Structured figure records:

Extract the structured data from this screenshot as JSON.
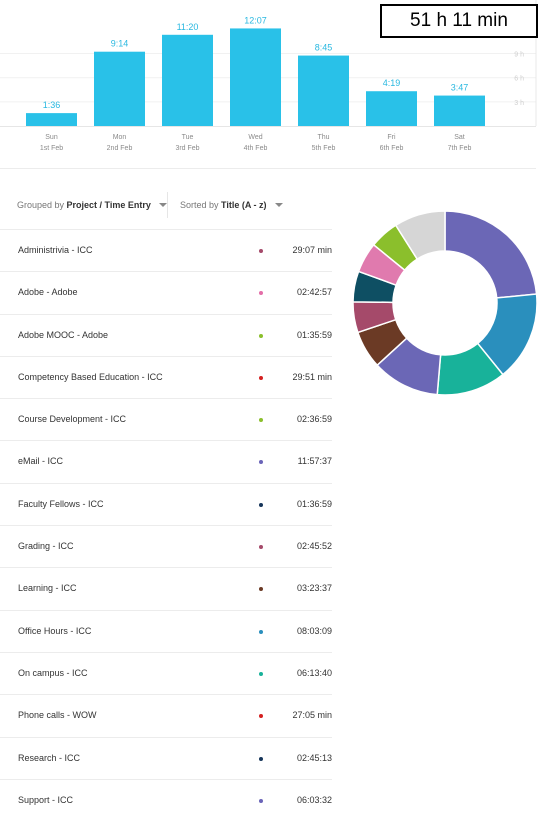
{
  "total": "51 h 11 min",
  "chart_data": {
    "type": "bar",
    "categories": [
      "Sun",
      "Mon",
      "Tue",
      "Wed",
      "Thu",
      "Fri",
      "Sat"
    ],
    "dates": [
      "1st Feb",
      "2nd Feb",
      "3rd Feb",
      "4th Feb",
      "5th Feb",
      "6th Feb",
      "7th Feb"
    ],
    "value_labels": [
      "1:36",
      "9:14",
      "11:20",
      "12:07",
      "8:45",
      "4:19",
      "3:47"
    ],
    "values": [
      1.6,
      9.23,
      11.33,
      12.12,
      8.75,
      4.32,
      3.78
    ],
    "y_ticks": [
      "3 h",
      "6 h",
      "9 h"
    ],
    "y_tick_values": [
      3,
      6,
      9
    ],
    "ylim": [
      0,
      15
    ],
    "color": "#29c1e8"
  },
  "controls": {
    "grouped_prefix": "Grouped by",
    "grouped_value": "Project / Time Entry",
    "sorted_prefix": "Sorted by",
    "sorted_value": "Title (A - z)"
  },
  "entries": [
    {
      "title": "Administrivia - ICC",
      "duration": "29:07 min",
      "color": "#a54a6a"
    },
    {
      "title": "Adobe - Adobe",
      "duration": "02:42:57",
      "color": "#e36ea8"
    },
    {
      "title": "Adobe MOOC - Adobe",
      "duration": "01:35:59",
      "color": "#8bbf2c"
    },
    {
      "title": "Competency Based Education - ICC",
      "duration": "29:51 min",
      "color": "#d42020"
    },
    {
      "title": "Course Development - ICC",
      "duration": "02:36:59",
      "color": "#8bbf2c"
    },
    {
      "title": "eMail - ICC",
      "duration": "11:57:37",
      "color": "#6a64b8"
    },
    {
      "title": "Faculty Fellows - ICC",
      "duration": "01:36:59",
      "color": "#16355a"
    },
    {
      "title": "Grading - ICC",
      "duration": "02:45:52",
      "color": "#a54a6a"
    },
    {
      "title": "Learning - ICC",
      "duration": "03:23:37",
      "color": "#6b3a25"
    },
    {
      "title": "Office Hours - ICC",
      "duration": "08:03:09",
      "color": "#2a8fbd"
    },
    {
      "title": "On campus - ICC",
      "duration": "06:13:40",
      "color": "#18b29a"
    },
    {
      "title": "Phone calls - WOW",
      "duration": "27:05 min",
      "color": "#d42020"
    },
    {
      "title": "Research - ICC",
      "duration": "02:45:13",
      "color": "#16355a"
    },
    {
      "title": "Support - ICC",
      "duration": "06:03:32",
      "color": "#6a64b8"
    }
  ],
  "donut": {
    "segments": [
      {
        "value": 12.0,
        "color": "#6b67b6"
      },
      {
        "value": 8.05,
        "color": "#2a8fbd"
      },
      {
        "value": 6.23,
        "color": "#18b29a"
      },
      {
        "value": 6.06,
        "color": "#6b67b6"
      },
      {
        "value": 3.39,
        "color": "#6b3a25"
      },
      {
        "value": 2.76,
        "color": "#a54a6a"
      },
      {
        "value": 2.75,
        "color": "#0e4f63"
      },
      {
        "value": 2.72,
        "color": "#e07aae"
      },
      {
        "value": 2.62,
        "color": "#8bbf2c"
      },
      {
        "value": 4.6,
        "color": "#d6d6d6"
      }
    ]
  }
}
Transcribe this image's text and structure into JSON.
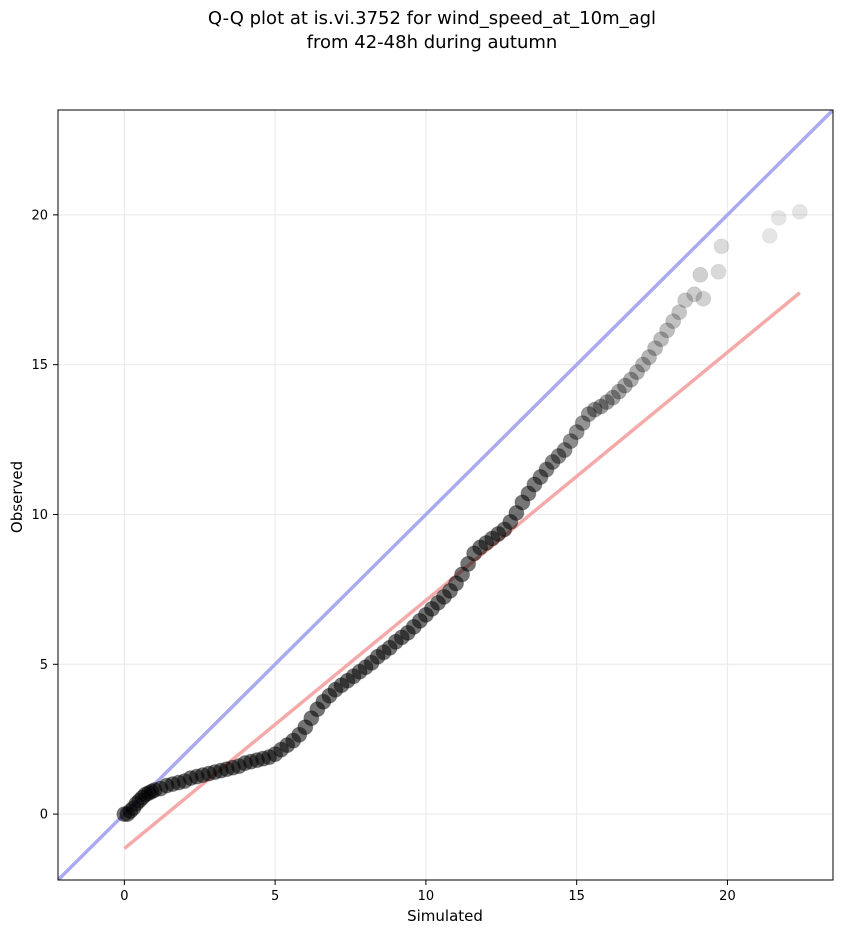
{
  "chart_data": {
    "type": "scatter",
    "title_lines": [
      "Q-Q plot at is.vi.3752 for wind_speed_at_10m_agl",
      "from 42-48h during autumn"
    ],
    "xlabel": "Simulated",
    "ylabel": "Observed",
    "xlim": [
      -2.2,
      23.5
    ],
    "ylim": [
      -2.2,
      23.5
    ],
    "xticks": [
      0,
      5,
      10,
      15,
      20
    ],
    "yticks": [
      0,
      5,
      10,
      15,
      20
    ],
    "grid": true,
    "colors": {
      "points": "#000000",
      "identity_line": "#aaaaf0",
      "fit_line": "#f5aaaa",
      "grid": "#ebebeb",
      "frame": "#000000"
    },
    "identity_line": {
      "x": [
        -2.2,
        23.5
      ],
      "y": [
        -2.2,
        23.5
      ]
    },
    "fit_line": {
      "x": [
        0.0,
        22.4
      ],
      "y": [
        -1.15,
        17.4
      ]
    },
    "series": [
      {
        "x": [
          0.0,
          0.1,
          0.2,
          0.3,
          0.4,
          0.5,
          0.6,
          0.7,
          0.8,
          0.9,
          1.0,
          1.2,
          1.4,
          1.6,
          1.8,
          2.0,
          2.2,
          2.4,
          2.6,
          2.8,
          3.0,
          3.2,
          3.4,
          3.6,
          3.8,
          4.0,
          4.2,
          4.4,
          4.6,
          4.8,
          5.0,
          5.2,
          5.4,
          5.6,
          5.8,
          6.0,
          6.2,
          6.4,
          6.6,
          6.8,
          7.0,
          7.2,
          7.4,
          7.6,
          7.8,
          8.0,
          8.2,
          8.4,
          8.6,
          8.8,
          9.0,
          9.2,
          9.4,
          9.6,
          9.8,
          10.0,
          10.2,
          10.4,
          10.6,
          10.8,
          11.0,
          11.2,
          11.4,
          11.6,
          11.8,
          12.0,
          12.2,
          12.4,
          12.6,
          12.8,
          13.0,
          13.2,
          13.4,
          13.6,
          13.8,
          14.0,
          14.2,
          14.4,
          14.6,
          14.8,
          15.0,
          15.2,
          15.4,
          15.6,
          15.8,
          16.0,
          16.2,
          16.4,
          16.6,
          16.8,
          17.0,
          17.2,
          17.4,
          17.6,
          17.8,
          18.0,
          18.2,
          18.4,
          18.6,
          18.9,
          19.1,
          19.2,
          19.7,
          19.8,
          21.4,
          21.7,
          22.4
        ],
        "y": [
          0.0,
          0.0,
          0.1,
          0.2,
          0.35,
          0.45,
          0.55,
          0.65,
          0.7,
          0.75,
          0.8,
          0.85,
          0.95,
          1.0,
          1.05,
          1.1,
          1.2,
          1.25,
          1.3,
          1.35,
          1.4,
          1.45,
          1.5,
          1.55,
          1.6,
          1.7,
          1.75,
          1.8,
          1.85,
          1.9,
          2.0,
          2.15,
          2.3,
          2.45,
          2.65,
          2.9,
          3.2,
          3.5,
          3.75,
          3.95,
          4.15,
          4.3,
          4.45,
          4.6,
          4.75,
          4.9,
          5.05,
          5.25,
          5.4,
          5.55,
          5.75,
          5.9,
          6.05,
          6.25,
          6.45,
          6.65,
          6.85,
          7.05,
          7.25,
          7.45,
          7.7,
          8.0,
          8.35,
          8.7,
          8.9,
          9.05,
          9.2,
          9.35,
          9.5,
          9.75,
          10.05,
          10.4,
          10.7,
          11.0,
          11.25,
          11.5,
          11.75,
          11.95,
          12.15,
          12.45,
          12.75,
          13.05,
          13.35,
          13.5,
          13.6,
          13.75,
          13.9,
          14.1,
          14.3,
          14.5,
          14.75,
          15.0,
          15.25,
          15.55,
          15.85,
          16.15,
          16.45,
          16.75,
          17.15,
          17.35,
          18.0,
          17.2,
          18.1,
          18.95,
          19.3,
          19.9,
          20.1
        ]
      }
    ]
  }
}
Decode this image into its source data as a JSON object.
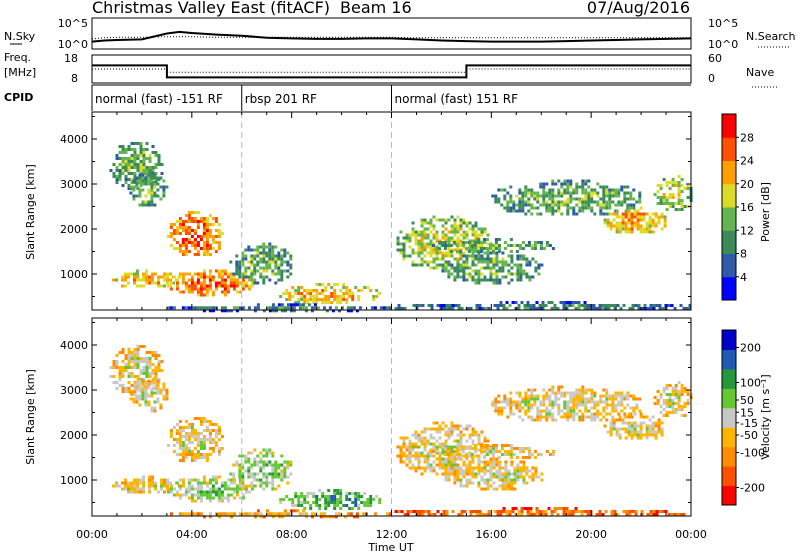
{
  "header": {
    "title": "Christmas Valley East (fitACF)",
    "beam": "Beam 16",
    "date": "07/Aug/2016"
  },
  "noise_panel": {
    "left_label": "N.Sky",
    "right_label": "N.Search",
    "left_ticks": [
      "10^5",
      "10^0"
    ],
    "right_ticks": [
      "10^5",
      "10^0"
    ]
  },
  "freq_panel": {
    "left_label_line1": "Freq.",
    "left_label_line2": "[MHz]",
    "right_label": "Nave",
    "left_ticks": [
      "18",
      "8"
    ],
    "right_ticks": [
      "60",
      "0"
    ]
  },
  "cpid": {
    "label": "CPID",
    "modes": [
      {
        "name": "normal (fast) -151 RF",
        "start_h": 0,
        "end_h": 6
      },
      {
        "name": "rbsp 201 RF",
        "start_h": 6,
        "end_h": 12
      },
      {
        "name": "normal (fast) 151 RF",
        "start_h": 12,
        "end_h": 24
      }
    ]
  },
  "colors": {
    "power": [
      "#0000ff",
      "#2e5aa8",
      "#3a8a5a",
      "#64b450",
      "#dcdc28",
      "#ffa000",
      "#ff5000",
      "#ff0000"
    ],
    "velocity": [
      "#ff0000",
      "#ff5000",
      "#ff8c00",
      "#ffb400",
      "#c8c8c8",
      "#64c832",
      "#28963c",
      "#1e5ab4",
      "#0000c8"
    ]
  },
  "chart_data": [
    {
      "type": "line",
      "title": "N.Sky / N.Search",
      "x_unit": "hours UT",
      "x": [
        0,
        0.5,
        1,
        2,
        3,
        3.5,
        4,
        5,
        6,
        7,
        8,
        9,
        10,
        11,
        12,
        13,
        14,
        15,
        16,
        17,
        18,
        19,
        20,
        21,
        22,
        23,
        24
      ],
      "series": [
        {
          "name": "N.Sky",
          "values": [
            1,
            1.2,
            1.3,
            1.4,
            2.5,
            2.8,
            2.6,
            2.3,
            2.1,
            1.7,
            1.6,
            1.5,
            1.5,
            1.6,
            1.6,
            1.4,
            1.2,
            1.1,
            1.0,
            1.0,
            1.0,
            1.1,
            1.2,
            1.3,
            1.4,
            1.5,
            1.6
          ]
        },
        {
          "name": "N.Search",
          "values": [
            1.5,
            1.7,
            1.8,
            1.8,
            1.9,
            1.9,
            1.9,
            1.8,
            1.8,
            1.8,
            1.8,
            1.8,
            1.8,
            1.8,
            1.8,
            1.7,
            1.7,
            1.7,
            1.7,
            1.7,
            1.7,
            1.7,
            1.7,
            1.7,
            1.7,
            1.7,
            1.7
          ]
        }
      ],
      "ylim": [
        0,
        5
      ]
    },
    {
      "type": "line",
      "title": "Freq. / Nave",
      "x_unit": "hours UT",
      "x": [
        0,
        3,
        3.0,
        15,
        15.0,
        24
      ],
      "series": [
        {
          "name": "Freq.",
          "values": [
            14.5,
            14.5,
            9.5,
            9.5,
            14.5,
            14.5
          ]
        },
        {
          "name": "Nave",
          "values": [
            30,
            30,
            22,
            22,
            30,
            30
          ]
        }
      ],
      "ylim_left": [
        8,
        18
      ],
      "ylim_right": [
        0,
        60
      ]
    },
    {
      "type": "heatmap",
      "title": "Power",
      "xlabel": "",
      "ylabel": "Slant Range [km]",
      "xlim_hours": [
        0,
        24
      ],
      "ylim": [
        200,
        4600
      ],
      "yticks": [
        1000,
        2000,
        3000,
        4000
      ],
      "xticks_hours": [
        0,
        4,
        8,
        12,
        16,
        20,
        24
      ],
      "xtick_labels": [
        "00:00",
        "04:00",
        "08:00",
        "12:00",
        "16:00",
        "20:00",
        "00:00"
      ],
      "colorbar": {
        "label": "Power [dB]",
        "range": [
          0,
          32
        ],
        "ticks": [
          4,
          8,
          12,
          16,
          20,
          24,
          28
        ]
      },
      "echo_regions": [
        {
          "t0": 0.7,
          "t1": 2.8,
          "r0": 2900,
          "r1": 4000,
          "level": 3
        },
        {
          "t0": 1.5,
          "t1": 3.0,
          "r0": 2500,
          "r1": 3300,
          "level": 3
        },
        {
          "t0": 0.8,
          "t1": 3.5,
          "r0": 700,
          "r1": 1100,
          "level": 5
        },
        {
          "t0": 3.0,
          "t1": 5.2,
          "r0": 1400,
          "r1": 2400,
          "level": 6
        },
        {
          "t0": 3.0,
          "t1": 6.5,
          "r0": 550,
          "r1": 1100,
          "level": 6
        },
        {
          "t0": 5.5,
          "t1": 8.0,
          "r0": 800,
          "r1": 1700,
          "level": 3
        },
        {
          "t0": 7.5,
          "t1": 11.5,
          "r0": 350,
          "r1": 800,
          "level": 5
        },
        {
          "t0": 3.0,
          "t1": 12.0,
          "r0": 200,
          "r1": 350,
          "level": 2
        },
        {
          "t0": 12.0,
          "t1": 24.0,
          "r0": 200,
          "r1": 400,
          "level": 2
        },
        {
          "t0": 12.2,
          "t1": 16.0,
          "r0": 1100,
          "r1": 2300,
          "level": 4
        },
        {
          "t0": 13.5,
          "t1": 18.5,
          "r0": 1500,
          "r1": 1800,
          "level": 3
        },
        {
          "t0": 14.0,
          "t1": 18.0,
          "r0": 800,
          "r1": 1500,
          "level": 3
        },
        {
          "t0": 16.0,
          "t1": 22.0,
          "r0": 2300,
          "r1": 3100,
          "level": 3
        },
        {
          "t0": 20.5,
          "t1": 23.0,
          "r0": 1900,
          "r1": 2500,
          "level": 5
        },
        {
          "t0": 22.5,
          "t1": 24.0,
          "r0": 2400,
          "r1": 3200,
          "level": 4
        }
      ]
    },
    {
      "type": "heatmap",
      "title": "Velocity",
      "xlabel": "Time UT",
      "ylabel": "Slant Range [km]",
      "xlim_hours": [
        0,
        24
      ],
      "ylim": [
        200,
        4600
      ],
      "yticks": [
        1000,
        2000,
        3000,
        4000
      ],
      "xticks_hours": [
        0,
        4,
        8,
        12,
        16,
        20,
        24
      ],
      "xtick_labels": [
        "00:00",
        "04:00",
        "08:00",
        "12:00",
        "16:00",
        "20:00",
        "00:00"
      ],
      "colorbar": {
        "label": "Velocity [m s⁻¹]",
        "range": [
          -250,
          250
        ],
        "ticks": [
          -200,
          -100,
          -50,
          -15,
          15,
          50,
          100,
          200
        ]
      },
      "echo_regions": [
        {
          "t0": 0.7,
          "t1": 2.8,
          "r0": 2900,
          "r1": 4000,
          "level": 4
        },
        {
          "t0": 1.5,
          "t1": 3.0,
          "r0": 2500,
          "r1": 3300,
          "level": 4
        },
        {
          "t0": 0.8,
          "t1": 3.5,
          "r0": 700,
          "r1": 1100,
          "level": 4
        },
        {
          "t0": 3.0,
          "t1": 5.2,
          "r0": 1400,
          "r1": 2400,
          "level": 4
        },
        {
          "t0": 3.0,
          "t1": 6.5,
          "r0": 550,
          "r1": 1100,
          "level": 5
        },
        {
          "t0": 5.5,
          "t1": 8.0,
          "r0": 800,
          "r1": 1700,
          "level": 5
        },
        {
          "t0": 7.5,
          "t1": 11.5,
          "r0": 350,
          "r1": 800,
          "level": 6
        },
        {
          "t0": 3.0,
          "t1": 12.0,
          "r0": 200,
          "r1": 350,
          "level": 3
        },
        {
          "t0": 12.0,
          "t1": 24.0,
          "r0": 200,
          "r1": 400,
          "level": 2
        },
        {
          "t0": 12.2,
          "t1": 16.0,
          "r0": 1100,
          "r1": 2300,
          "level": 4
        },
        {
          "t0": 13.5,
          "t1": 18.5,
          "r0": 1500,
          "r1": 1800,
          "level": 4
        },
        {
          "t0": 14.0,
          "t1": 18.0,
          "r0": 800,
          "r1": 1500,
          "level": 4
        },
        {
          "t0": 16.0,
          "t1": 22.0,
          "r0": 2300,
          "r1": 3100,
          "level": 4
        },
        {
          "t0": 20.5,
          "t1": 23.0,
          "r0": 1900,
          "r1": 2500,
          "level": 4
        },
        {
          "t0": 22.5,
          "t1": 24.0,
          "r0": 2400,
          "r1": 3200,
          "level": 4
        }
      ]
    }
  ]
}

[Given request] Determine how many lines of the data contain "xlabel" and give nothing but that number.

[Exercise output] 3